## BEGIN INPUT
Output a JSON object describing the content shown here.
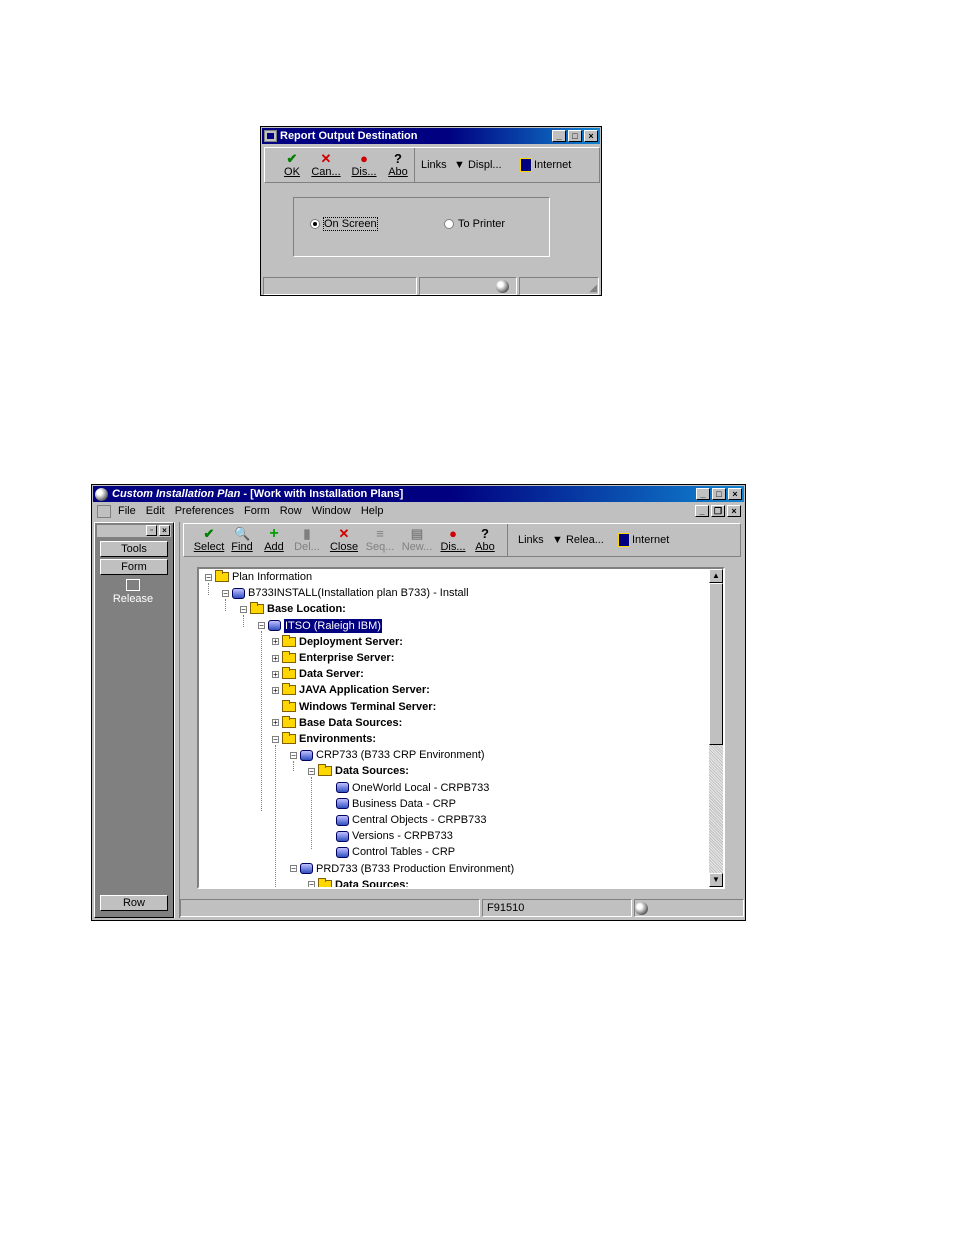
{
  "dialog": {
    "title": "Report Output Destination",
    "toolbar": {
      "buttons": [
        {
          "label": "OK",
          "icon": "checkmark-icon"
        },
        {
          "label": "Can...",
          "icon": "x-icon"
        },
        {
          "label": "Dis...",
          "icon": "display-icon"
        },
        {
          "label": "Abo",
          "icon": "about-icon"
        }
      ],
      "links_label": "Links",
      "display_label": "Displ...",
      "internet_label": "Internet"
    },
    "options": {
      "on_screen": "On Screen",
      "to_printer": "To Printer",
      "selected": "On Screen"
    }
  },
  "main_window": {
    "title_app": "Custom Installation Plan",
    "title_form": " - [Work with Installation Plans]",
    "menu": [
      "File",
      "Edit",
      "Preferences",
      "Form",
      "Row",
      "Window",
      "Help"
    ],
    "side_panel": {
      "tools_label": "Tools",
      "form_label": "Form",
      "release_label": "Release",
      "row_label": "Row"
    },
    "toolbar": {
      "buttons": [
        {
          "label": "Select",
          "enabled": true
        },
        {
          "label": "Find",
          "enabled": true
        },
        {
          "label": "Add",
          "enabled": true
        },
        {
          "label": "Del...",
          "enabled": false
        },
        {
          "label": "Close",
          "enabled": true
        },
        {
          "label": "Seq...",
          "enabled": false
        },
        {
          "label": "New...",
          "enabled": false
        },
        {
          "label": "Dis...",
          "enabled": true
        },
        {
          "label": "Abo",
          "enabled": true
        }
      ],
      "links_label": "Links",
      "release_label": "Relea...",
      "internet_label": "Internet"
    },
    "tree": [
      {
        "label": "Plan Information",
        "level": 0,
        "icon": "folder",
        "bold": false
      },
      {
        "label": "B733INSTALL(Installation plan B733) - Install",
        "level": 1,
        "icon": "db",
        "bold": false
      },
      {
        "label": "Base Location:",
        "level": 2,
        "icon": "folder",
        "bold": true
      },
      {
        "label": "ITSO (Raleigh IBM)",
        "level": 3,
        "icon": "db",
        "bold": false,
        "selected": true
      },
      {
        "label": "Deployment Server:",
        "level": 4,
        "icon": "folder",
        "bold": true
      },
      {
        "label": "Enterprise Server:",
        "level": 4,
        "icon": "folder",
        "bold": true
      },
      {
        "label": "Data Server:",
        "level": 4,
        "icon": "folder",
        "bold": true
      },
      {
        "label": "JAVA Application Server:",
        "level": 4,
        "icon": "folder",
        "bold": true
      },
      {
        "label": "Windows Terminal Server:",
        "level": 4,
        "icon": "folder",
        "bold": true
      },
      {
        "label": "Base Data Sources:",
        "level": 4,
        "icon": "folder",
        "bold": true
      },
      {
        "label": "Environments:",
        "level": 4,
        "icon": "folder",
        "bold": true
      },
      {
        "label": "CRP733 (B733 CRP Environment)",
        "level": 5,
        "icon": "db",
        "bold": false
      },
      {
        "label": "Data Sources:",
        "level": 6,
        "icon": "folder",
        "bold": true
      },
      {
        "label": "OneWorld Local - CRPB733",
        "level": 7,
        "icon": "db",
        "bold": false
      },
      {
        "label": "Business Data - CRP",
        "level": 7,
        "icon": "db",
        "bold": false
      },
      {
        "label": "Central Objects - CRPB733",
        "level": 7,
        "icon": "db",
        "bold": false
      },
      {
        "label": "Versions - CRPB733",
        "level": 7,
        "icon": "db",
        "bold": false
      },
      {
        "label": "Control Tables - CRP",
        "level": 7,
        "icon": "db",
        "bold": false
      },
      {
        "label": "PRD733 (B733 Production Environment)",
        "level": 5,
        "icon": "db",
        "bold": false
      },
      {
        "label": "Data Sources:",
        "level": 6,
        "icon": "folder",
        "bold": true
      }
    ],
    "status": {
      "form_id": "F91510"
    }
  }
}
## END INPUT
> _TASK DESCRIPTION_
Every record must be copied exactly, with the pictures left out.

> _ANSWER TO THIS EXERCISE_
Output a JSON object describing the content shown here.
{
  "dialog": {
    "title": "Report Output Destination",
    "toolbar": {
      "buttons": [
        {
          "label": "OK",
          "icon": "checkmark-icon"
        },
        {
          "label": "Can...",
          "icon": "x-icon"
        },
        {
          "label": "Dis...",
          "icon": "display-icon"
        },
        {
          "label": "Abo",
          "icon": "about-icon"
        }
      ],
      "links_label": "Links",
      "display_label": "Displ...",
      "internet_label": "Internet"
    },
    "options": {
      "on_screen": "On Screen",
      "to_printer": "To Printer",
      "selected": "On Screen"
    }
  },
  "main_window": {
    "title_app": "Custom Installation Plan",
    "title_form": " - [Work with Installation Plans]",
    "menu": [
      "File",
      "Edit",
      "Preferences",
      "Form",
      "Row",
      "Window",
      "Help"
    ],
    "side_panel": {
      "tools_label": "Tools",
      "form_label": "Form",
      "release_label": "Release",
      "row_label": "Row"
    },
    "toolbar": {
      "buttons": [
        {
          "label": "Select",
          "enabled": true
        },
        {
          "label": "Find",
          "enabled": true
        },
        {
          "label": "Add",
          "enabled": true
        },
        {
          "label": "Del...",
          "enabled": false
        },
        {
          "label": "Close",
          "enabled": true
        },
        {
          "label": "Seq...",
          "enabled": false
        },
        {
          "label": "New...",
          "enabled": false
        },
        {
          "label": "Dis...",
          "enabled": true
        },
        {
          "label": "Abo",
          "enabled": true
        }
      ],
      "links_label": "Links",
      "release_label": "Relea...",
      "internet_label": "Internet"
    },
    "tree": [
      {
        "label": "Plan Information",
        "level": 0,
        "icon": "folder",
        "bold": false
      },
      {
        "label": "B733INSTALL(Installation plan B733) - Install",
        "level": 1,
        "icon": "db",
        "bold": false
      },
      {
        "label": "Base Location:",
        "level": 2,
        "icon": "folder",
        "bold": true
      },
      {
        "label": "ITSO (Raleigh IBM)",
        "level": 3,
        "icon": "db",
        "bold": false,
        "selected": true
      },
      {
        "label": "Deployment Server:",
        "level": 4,
        "icon": "folder",
        "bold": true
      },
      {
        "label": "Enterprise Server:",
        "level": 4,
        "icon": "folder",
        "bold": true
      },
      {
        "label": "Data Server:",
        "level": 4,
        "icon": "folder",
        "bold": true
      },
      {
        "label": "JAVA Application Server:",
        "level": 4,
        "icon": "folder",
        "bold": true
      },
      {
        "label": "Windows Terminal Server:",
        "level": 4,
        "icon": "folder",
        "bold": true
      },
      {
        "label": "Base Data Sources:",
        "level": 4,
        "icon": "folder",
        "bold": true
      },
      {
        "label": "Environments:",
        "level": 4,
        "icon": "folder",
        "bold": true
      },
      {
        "label": "CRP733 (B733 CRP Environment)",
        "level": 5,
        "icon": "db",
        "bold": false
      },
      {
        "label": "Data Sources:",
        "level": 6,
        "icon": "folder",
        "bold": true
      },
      {
        "label": "OneWorld Local - CRPB733",
        "level": 7,
        "icon": "db",
        "bold": false
      },
      {
        "label": "Business Data - CRP",
        "level": 7,
        "icon": "db",
        "bold": false
      },
      {
        "label": "Central Objects - CRPB733",
        "level": 7,
        "icon": "db",
        "bold": false
      },
      {
        "label": "Versions - CRPB733",
        "level": 7,
        "icon": "db",
        "bold": false
      },
      {
        "label": "Control Tables - CRP",
        "level": 7,
        "icon": "db",
        "bold": false
      },
      {
        "label": "PRD733 (B733 Production Environment)",
        "level": 5,
        "icon": "db",
        "bold": false
      },
      {
        "label": "Data Sources:",
        "level": 6,
        "icon": "folder",
        "bold": true
      }
    ],
    "status": {
      "form_id": "F91510"
    }
  }
}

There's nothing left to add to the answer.